### What needs to be done
Could you render all of the data below as a numbered list, leaving out the blank lines?

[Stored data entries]
************
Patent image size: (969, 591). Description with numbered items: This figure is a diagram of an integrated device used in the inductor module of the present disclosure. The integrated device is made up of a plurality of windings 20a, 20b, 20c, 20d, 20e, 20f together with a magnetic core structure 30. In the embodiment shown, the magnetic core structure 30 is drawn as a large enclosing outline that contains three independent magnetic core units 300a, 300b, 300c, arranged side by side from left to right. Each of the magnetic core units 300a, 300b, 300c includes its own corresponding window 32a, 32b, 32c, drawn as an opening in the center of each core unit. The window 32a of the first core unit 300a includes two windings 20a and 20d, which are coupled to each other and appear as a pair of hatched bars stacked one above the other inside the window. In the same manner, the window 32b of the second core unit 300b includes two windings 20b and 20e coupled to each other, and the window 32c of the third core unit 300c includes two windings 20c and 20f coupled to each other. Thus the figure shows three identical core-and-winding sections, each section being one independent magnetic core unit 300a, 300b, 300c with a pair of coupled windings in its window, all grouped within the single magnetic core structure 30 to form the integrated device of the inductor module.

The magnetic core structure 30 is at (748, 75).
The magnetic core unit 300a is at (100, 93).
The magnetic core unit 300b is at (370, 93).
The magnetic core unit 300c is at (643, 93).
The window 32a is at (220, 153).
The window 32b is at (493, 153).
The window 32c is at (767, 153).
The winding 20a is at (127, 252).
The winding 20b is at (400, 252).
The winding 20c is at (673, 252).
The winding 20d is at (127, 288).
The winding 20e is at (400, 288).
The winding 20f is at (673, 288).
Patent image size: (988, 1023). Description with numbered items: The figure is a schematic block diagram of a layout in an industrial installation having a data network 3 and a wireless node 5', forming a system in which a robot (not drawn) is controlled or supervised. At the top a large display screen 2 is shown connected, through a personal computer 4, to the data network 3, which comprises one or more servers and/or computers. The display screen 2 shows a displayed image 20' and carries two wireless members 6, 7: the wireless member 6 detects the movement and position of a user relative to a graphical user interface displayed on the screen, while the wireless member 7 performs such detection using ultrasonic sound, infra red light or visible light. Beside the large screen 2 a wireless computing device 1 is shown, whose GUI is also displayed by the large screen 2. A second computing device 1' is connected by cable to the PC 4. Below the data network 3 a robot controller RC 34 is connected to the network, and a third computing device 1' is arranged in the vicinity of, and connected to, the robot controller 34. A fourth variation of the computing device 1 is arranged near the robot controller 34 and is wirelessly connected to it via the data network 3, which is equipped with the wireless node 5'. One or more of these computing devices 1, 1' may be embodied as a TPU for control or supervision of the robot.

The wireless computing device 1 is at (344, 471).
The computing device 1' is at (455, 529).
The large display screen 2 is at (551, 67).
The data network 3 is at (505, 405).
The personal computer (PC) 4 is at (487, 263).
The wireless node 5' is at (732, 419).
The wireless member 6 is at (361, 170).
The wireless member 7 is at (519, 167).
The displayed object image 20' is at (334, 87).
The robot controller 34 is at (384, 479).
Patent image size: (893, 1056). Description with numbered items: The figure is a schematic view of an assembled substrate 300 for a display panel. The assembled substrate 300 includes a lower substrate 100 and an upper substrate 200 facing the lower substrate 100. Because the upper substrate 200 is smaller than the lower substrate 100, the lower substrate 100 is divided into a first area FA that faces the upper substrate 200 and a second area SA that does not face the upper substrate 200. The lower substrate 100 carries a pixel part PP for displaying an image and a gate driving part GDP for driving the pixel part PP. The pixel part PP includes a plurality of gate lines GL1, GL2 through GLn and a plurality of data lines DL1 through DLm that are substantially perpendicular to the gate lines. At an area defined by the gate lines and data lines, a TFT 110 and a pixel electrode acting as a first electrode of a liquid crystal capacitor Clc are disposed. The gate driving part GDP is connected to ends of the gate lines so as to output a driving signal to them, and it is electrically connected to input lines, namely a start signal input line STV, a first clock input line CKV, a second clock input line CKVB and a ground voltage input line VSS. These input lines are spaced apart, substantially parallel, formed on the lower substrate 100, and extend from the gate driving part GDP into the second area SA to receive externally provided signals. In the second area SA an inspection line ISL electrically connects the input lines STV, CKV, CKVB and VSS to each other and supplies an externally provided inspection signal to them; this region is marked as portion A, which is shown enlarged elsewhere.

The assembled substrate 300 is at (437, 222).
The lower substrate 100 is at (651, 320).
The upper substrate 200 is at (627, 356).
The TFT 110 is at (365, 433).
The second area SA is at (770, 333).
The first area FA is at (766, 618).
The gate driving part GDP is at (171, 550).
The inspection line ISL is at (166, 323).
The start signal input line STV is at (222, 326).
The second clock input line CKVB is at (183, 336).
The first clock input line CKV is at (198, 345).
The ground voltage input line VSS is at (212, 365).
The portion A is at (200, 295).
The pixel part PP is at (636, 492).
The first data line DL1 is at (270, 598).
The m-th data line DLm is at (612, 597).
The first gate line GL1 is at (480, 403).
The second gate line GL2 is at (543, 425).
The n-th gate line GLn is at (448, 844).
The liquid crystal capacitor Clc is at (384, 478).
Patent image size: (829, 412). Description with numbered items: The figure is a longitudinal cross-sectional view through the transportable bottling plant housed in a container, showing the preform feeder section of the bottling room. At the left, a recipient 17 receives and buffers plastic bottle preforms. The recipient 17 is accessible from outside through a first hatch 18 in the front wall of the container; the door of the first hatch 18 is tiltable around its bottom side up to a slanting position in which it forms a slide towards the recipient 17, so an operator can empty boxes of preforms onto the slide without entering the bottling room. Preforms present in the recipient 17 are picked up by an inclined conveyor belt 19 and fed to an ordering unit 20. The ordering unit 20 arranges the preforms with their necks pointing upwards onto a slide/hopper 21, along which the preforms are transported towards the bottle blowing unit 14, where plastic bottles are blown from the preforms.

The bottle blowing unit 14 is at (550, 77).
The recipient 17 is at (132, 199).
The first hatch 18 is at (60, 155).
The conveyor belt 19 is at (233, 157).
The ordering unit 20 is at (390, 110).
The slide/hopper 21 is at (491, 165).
************
### Task response
1. Patent image size: (969, 591). Description with numbered items: This figure is a diagram of an integrated device used in the inductor module of the present disclosure. The integrated device is made up of a plurality of windings 20a, 20b, 20c, 20d, 20e, 20f together with a magnetic core structure 30. In the embodiment shown, the magnetic core structure 30 is drawn as a large enclosing outline that contains three independent magnetic core units 300a, 300b, 300c, arranged side by side from left to right. Each of the magnetic core units 300a, 300b, 300c includes its own corresponding window 32a, 32b, 32c, drawn as an opening in the center of each core unit. The window 32a of the first core unit 300a includes two windings 20a and 20d, which are coupled to each other and appear as a pair of hatched bars stacked one above the other inside the window. In the same manner, the window 32b of the second core unit 300b includes two windings 20b and 20e coupled to each other, and the window 32c of the third core unit 300c includes two windings 20c and 20f coupled to each other. Thus the figure shows three identical core-and-winding sections, each section being one independent magnetic core unit 300a, 300b, 300c with a pair of coupled windings in its window, all grouped within the single magnetic core structure 30 to form the integrated device of the inductor module.
2. The magnetic core structure 30 is at (748, 75).
3. The magnetic core unit 300a is at (100, 93).
4. The magnetic core unit 300b is at (370, 93).
5. The magnetic core unit 300c is at (643, 93).
6. The window 32a is at (220, 153).
7. The window 32b is at (493, 153).
8. The window 32c is at (767, 153).
9. The winding 20a is at (127, 252).
10. The winding 20b is at (400, 252).
11. The winding 20c is at (673, 252).
12. The winding 20d is at (127, 288).
13. The winding 20e is at (400, 288).
14. The winding 20f is at (673, 288).
15. Patent image size: (988, 1023). Description with numbered items: The figure is a schematic block diagram of a layout in an industrial installation having a data network 3 and a wireless node 5', forming a system in which a robot (not drawn) is controlled or supervised. At the top a large display screen 2 is shown connected, through a personal computer 4, to the data network 3, which comprises one or more servers and/or computers. The display screen 2 shows a displayed image 20' and carries two wireless members 6, 7: the wireless member 6 detects the movement and position of a user relative to a graphical user interface displayed on the screen, while the wireless member 7 performs such detection using ultrasonic sound, infra red light or visible light. Beside the large screen 2 a wireless computing device 1 is shown, whose GUI is also displayed by the large screen 2. A second computing device 1' is connected by cable to the PC 4. Below the data network 3 a robot controller RC 34 is connected to the network, and a third computing device 1' is arranged in the vicinity of, and connected to, the robot controller 34. A fourth variation of the computing device 1 is arranged near the robot controller 34 and is wirelessly connected to it via the data network 3, which is equipped with the wireless node 5'. One or more of these computing devices 1, 1' may be embodied as a TPU for control or supervision of the robot.
16. The wireless computing device 1 is at (344, 471).
17. The computing device 1' is at (455, 529).
18. The large display screen 2 is at (551, 67).
19. The data network 3 is at (505, 405).
20. The personal computer (PC) 4 is at (487, 263).
21. The wireless node 5' is at (732, 419).
22. The wireless member 6 is at (361, 170).
23. The wireless member 7 is at (519, 167).
24. The displayed object image 20' is at (334, 87).
25. The robot controller 34 is at (384, 479).
26. Patent image size: (893, 1056). Description with numbered items: The figure is a schematic view of an assembled substrate 300 for a display panel. The assembled substrate 300 includes a lower substrate 100 and an upper substrate 200 facing the lower substrate 100. Because the upper substrate 200 is smaller than the lower substrate 100, the lower substrate 100 is divided into a first area FA that faces the upper substrate 200 and a second area SA that does not face the upper substrate 200. The lower substrate 100 carries a pixel part PP for displaying an image and a gate driving part GDP for driving the pixel part PP. The pixel part PP includes a plurality of gate lines GL1, GL2 through GLn and a plurality of data lines DL1 through DLm that are substantially perpendicular to the gate lines. At an area defined by the gate lines and data lines, a TFT 110 and a pixel electrode acting as a first electrode of a liquid crystal capacitor Clc are disposed. The gate driving part GDP is connected to ends of the gate lines so as to output a driving signal to them, and it is electrically connected to input lines, namely a start signal input line STV, a first clock input line CKV, a second clock input line CKVB and a ground voltage input line VSS. These input lines are spaced apart, substantially parallel, formed on the lower substrate 100, and extend from the gate driving part GDP into the second area SA to receive externally provided signals. In the second area SA an inspection line ISL electrically connects the input lines STV, CKV, CKVB and VSS to each other and supplies an externally provided inspection signal to them; this region is marked as portion A, which is shown enlarged elsewhere.
27. The assembled substrate 300 is at (437, 222).
28. The lower substrate 100 is at (651, 320).
29. The upper substrate 200 is at (627, 356).
30. The TFT 110 is at (365, 433).
31. The second area SA is at (770, 333).
32. The first area FA is at (766, 618).
33. The gate driving part GDP is at (171, 550).
34. The inspection line ISL is at (166, 323).
35. The start signal input line STV is at (222, 326).
36. The second clock input line CKVB is at (183, 336).
37. The first clock input line CKV is at (198, 345).
38. The ground voltage input line VSS is at (212, 365).
39. The portion A is at (200, 295).
40. The pixel part PP is at (636, 492).
41. The first data line DL1 is at (270, 598).
42. The m-th data line DLm is at (612, 597).
43. The first gate line GL1 is at (480, 403).
44. The second gate line GL2 is at (543, 425).
45. The n-th gate line GLn is at (448, 844).
46. The liquid crystal capacitor Clc is at (384, 478).
47. Patent image size: (829, 412). Description with numbered items: The figure is a longitudinal cross-sectional view through the transportable bottling plant housed in a container, showing the preform feeder section of the bottling room. At the left, a recipient 17 receives and buffers plastic bottle preforms. The recipient 17 is accessible from outside through a first hatch 18 in the front wall of the container; the door of the first hatch 18 is tiltable around its bottom side up to a slanting position in which it forms a slide towards the recipient 17, so an operator can empty boxes of preforms onto the slide without entering the bottling room. Preforms present in the recipient 17 are picked up by an inclined conveyor belt 19 and fed to an ordering unit 20. The ordering unit 20 arranges the preforms with their necks pointing upwards onto a slide/hopper 21, along which the preforms are transported towards the bottle blowing unit 14, where plastic bottles are blown from the preforms.
48. The bottle blowing unit 14 is at (550, 77).
49. The recipient 17 is at (132, 199).
50. The first hatch 18 is at (60, 155).
51. The conveyor belt 19 is at (233, 157).
52. The ordering unit 20 is at (390, 110).
53. The slide/hopper 21 is at (491, 165).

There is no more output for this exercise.